# Data provided
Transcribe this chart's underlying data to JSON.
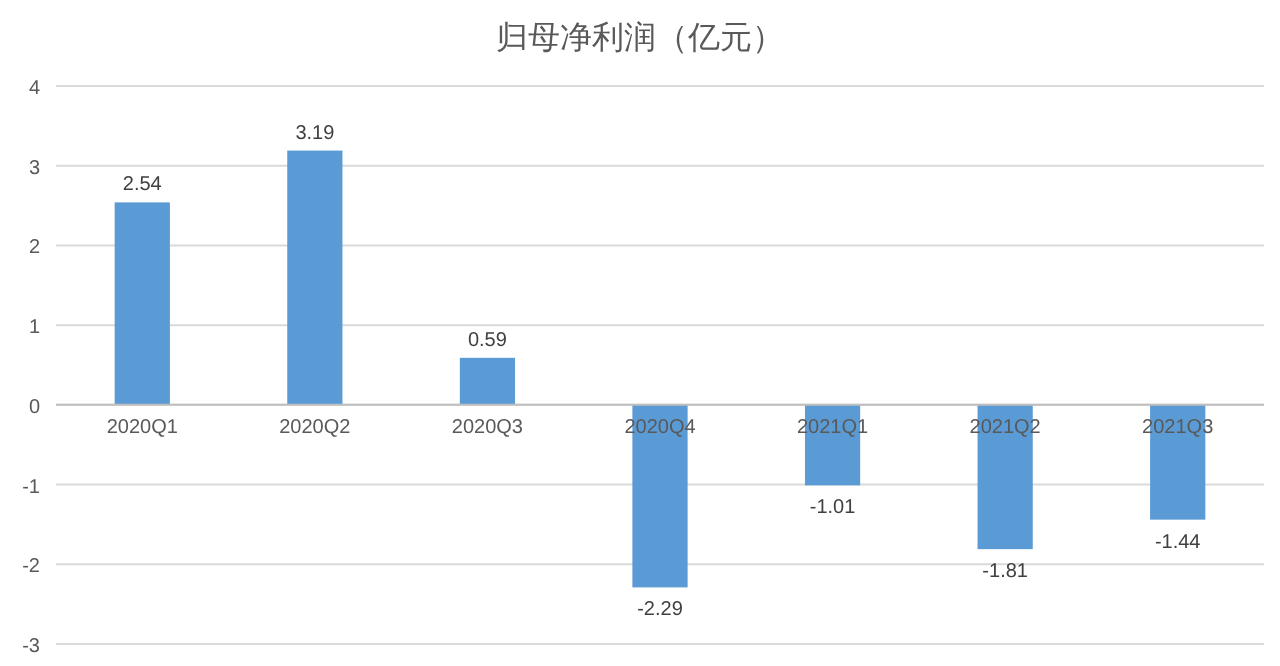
{
  "chart_data": {
    "type": "bar",
    "title": "归母净利润（亿元）",
    "categories": [
      "2020Q1",
      "2020Q2",
      "2020Q3",
      "2020Q4",
      "2021Q1",
      "2021Q2",
      "2021Q3"
    ],
    "values": [
      2.54,
      3.19,
      0.59,
      -2.29,
      -1.01,
      -1.81,
      -1.44
    ],
    "color": "#5b9bd5",
    "ylim": [
      -3,
      4
    ],
    "yticks": [
      -3,
      -2,
      -1,
      0,
      1,
      2,
      3,
      4
    ],
    "grid": "y",
    "data_labels": true
  }
}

# Work to complete
Set down the records in full and exactly. Do not carry over any image.

# Reply
Transcribe this chart's underlying data to JSON.
{
  "chart_data": {
    "type": "bar",
    "title": "归母净利润（亿元）",
    "categories": [
      "2020Q1",
      "2020Q2",
      "2020Q3",
      "2020Q4",
      "2021Q1",
      "2021Q2",
      "2021Q3"
    ],
    "values": [
      2.54,
      3.19,
      0.59,
      -2.29,
      -1.01,
      -1.81,
      -1.44
    ],
    "color": "#5b9bd5",
    "ylim": [
      -3,
      4
    ],
    "yticks": [
      -3,
      -2,
      -1,
      0,
      1,
      2,
      3,
      4
    ],
    "grid": "y",
    "data_labels": true
  }
}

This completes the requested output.